── RECORDS FOR PROCESSING

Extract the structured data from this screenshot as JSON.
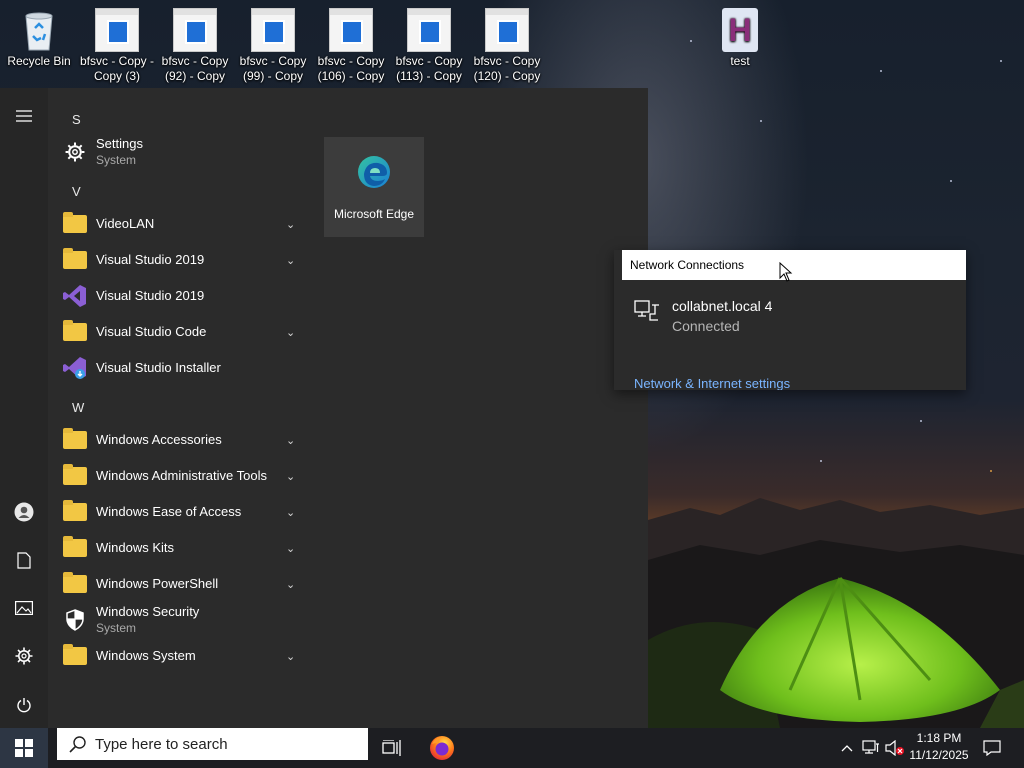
{
  "desktop": {
    "icons": [
      {
        "label": "Recycle Bin",
        "icon": "recycle-bin-icon"
      },
      {
        "label": "bfsvc - Copy - Copy (3)",
        "icon": "document-icon"
      },
      {
        "label": "bfsvc - Copy (92) - Copy",
        "icon": "document-icon"
      },
      {
        "label": "bfsvc - Copy (99) - Copy",
        "icon": "document-icon"
      },
      {
        "label": "bfsvc - Copy (106) - Copy",
        "icon": "document-icon"
      },
      {
        "label": "bfsvc - Copy (113) - Copy",
        "icon": "document-icon"
      },
      {
        "label": "bfsvc - Copy (120) - Copy",
        "icon": "document-icon"
      },
      {
        "label": "test",
        "icon": "h-document-icon",
        "glyph": "H"
      }
    ]
  },
  "start_menu": {
    "letters": {
      "s": "S",
      "v": "V",
      "w": "W"
    },
    "apps": [
      {
        "label": "Settings",
        "sub": "System",
        "icon": "gear-icon"
      },
      {
        "label": "VideoLAN",
        "icon": "folder-icon",
        "expandable": true
      },
      {
        "label": "Visual Studio 2019",
        "icon": "folder-icon",
        "expandable": true
      },
      {
        "label": "Visual Studio 2019",
        "icon": "visual-studio-icon"
      },
      {
        "label": "Visual Studio Code",
        "icon": "folder-icon",
        "expandable": true
      },
      {
        "label": "Visual Studio Installer",
        "icon": "visual-studio-installer-icon"
      },
      {
        "label": "Windows Accessories",
        "icon": "folder-icon",
        "expandable": true
      },
      {
        "label": "Windows Administrative Tools",
        "icon": "folder-icon",
        "expandable": true
      },
      {
        "label": "Windows Ease of Access",
        "icon": "folder-icon",
        "expandable": true
      },
      {
        "label": "Windows Kits",
        "icon": "folder-icon",
        "expandable": true
      },
      {
        "label": "Windows PowerShell",
        "icon": "folder-icon",
        "expandable": true
      },
      {
        "label": "Windows Security",
        "sub": "System",
        "icon": "shield-icon"
      },
      {
        "label": "Windows System",
        "icon": "folder-icon",
        "expandable": true
      }
    ],
    "tile": {
      "label": "Microsoft Edge",
      "icon": "edge-icon"
    }
  },
  "network_flyout": {
    "title": "Network Connections",
    "connection_name": "collabnet.local 4",
    "connection_status": "Connected",
    "settings_link": "Network & Internet settings"
  },
  "taskbar": {
    "search_placeholder": "Type here to search",
    "time": "1:18 PM",
    "date": "11/12/2025"
  },
  "colors": {
    "start_bg": "#2b2b2b",
    "taskbar_bg": "#1d1e22",
    "folder": "#f2c744",
    "link": "#7ab5ff"
  }
}
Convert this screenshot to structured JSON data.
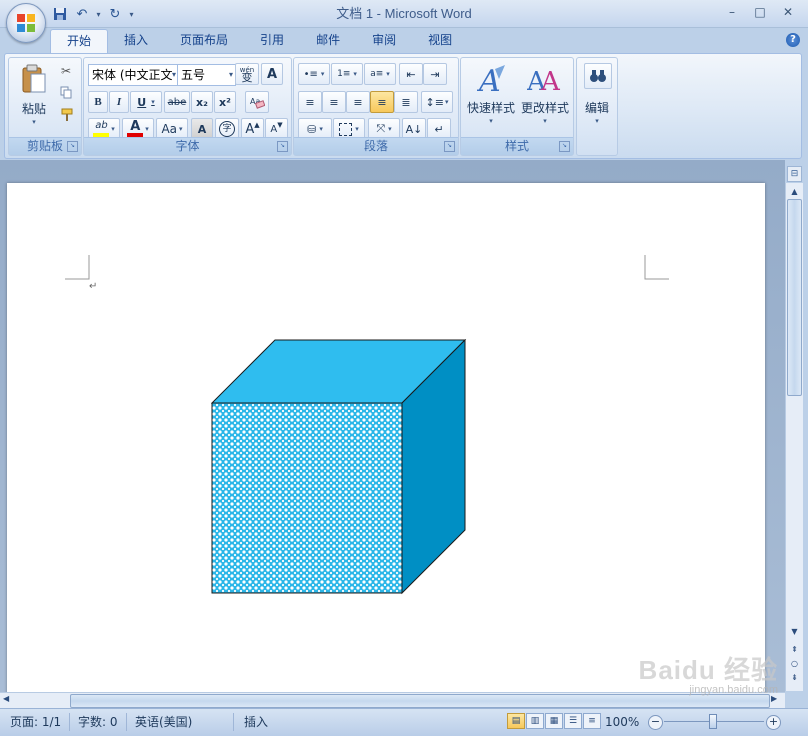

────

▶ [EXERCISE GOAL]:
Repeat the material above in full and exactly, apart from the pictures.

▶ [OUTPUT]:
Extract the structured data from this screenshot as JSON.
{
  "desktop": {
    "icons": [
      {
        "label": "Recycle Bin",
        "icon": "recycle-bin-icon"
      },
      {
        "label": "bfsvc - Copy - Copy (3)",
        "icon": "document-icon"
      },
      {
        "label": "bfsvc - Copy (92) - Copy",
        "icon": "document-icon"
      },
      {
        "label": "bfsvc - Copy (99) - Copy",
        "icon": "document-icon"
      },
      {
        "label": "bfsvc - Copy (106) - Copy",
        "icon": "document-icon"
      },
      {
        "label": "bfsvc - Copy (113) - Copy",
        "icon": "document-icon"
      },
      {
        "label": "bfsvc - Copy (120) - Copy",
        "icon": "document-icon"
      },
      {
        "label": "test",
        "icon": "h-document-icon",
        "glyph": "H"
      }
    ]
  },
  "start_menu": {
    "letters": {
      "s": "S",
      "v": "V",
      "w": "W"
    },
    "apps": [
      {
        "label": "Settings",
        "sub": "System",
        "icon": "gear-icon"
      },
      {
        "label": "VideoLAN",
        "icon": "folder-icon",
        "expandable": true
      },
      {
        "label": "Visual Studio 2019",
        "icon": "folder-icon",
        "expandable": true
      },
      {
        "label": "Visual Studio 2019",
        "icon": "visual-studio-icon"
      },
      {
        "label": "Visual Studio Code",
        "icon": "folder-icon",
        "expandable": true
      },
      {
        "label": "Visual Studio Installer",
        "icon": "visual-studio-installer-icon"
      },
      {
        "label": "Windows Accessories",
        "icon": "folder-icon",
        "expandable": true
      },
      {
        "label": "Windows Administrative Tools",
        "icon": "folder-icon",
        "expandable": true
      },
      {
        "label": "Windows Ease of Access",
        "icon": "folder-icon",
        "expandable": true
      },
      {
        "label": "Windows Kits",
        "icon": "folder-icon",
        "expandable": true
      },
      {
        "label": "Windows PowerShell",
        "icon": "folder-icon",
        "expandable": true
      },
      {
        "label": "Windows Security",
        "sub": "System",
        "icon": "shield-icon"
      },
      {
        "label": "Windows System",
        "icon": "folder-icon",
        "expandable": true
      }
    ],
    "tile": {
      "label": "Microsoft Edge",
      "icon": "edge-icon"
    }
  },
  "network_flyout": {
    "title": "Network Connections",
    "connection_name": "collabnet.local 4",
    "connection_status": "Connected",
    "settings_link": "Network & Internet settings"
  },
  "taskbar": {
    "search_placeholder": "Type here to search",
    "time": "1:18 PM",
    "date": "11/12/2025"
  },
  "colors": {
    "start_bg": "#2b2b2b",
    "taskbar_bg": "#1d1e22",
    "folder": "#f2c744",
    "link": "#7ab5ff"
  }
}
Convert this screenshot to structured JSON data.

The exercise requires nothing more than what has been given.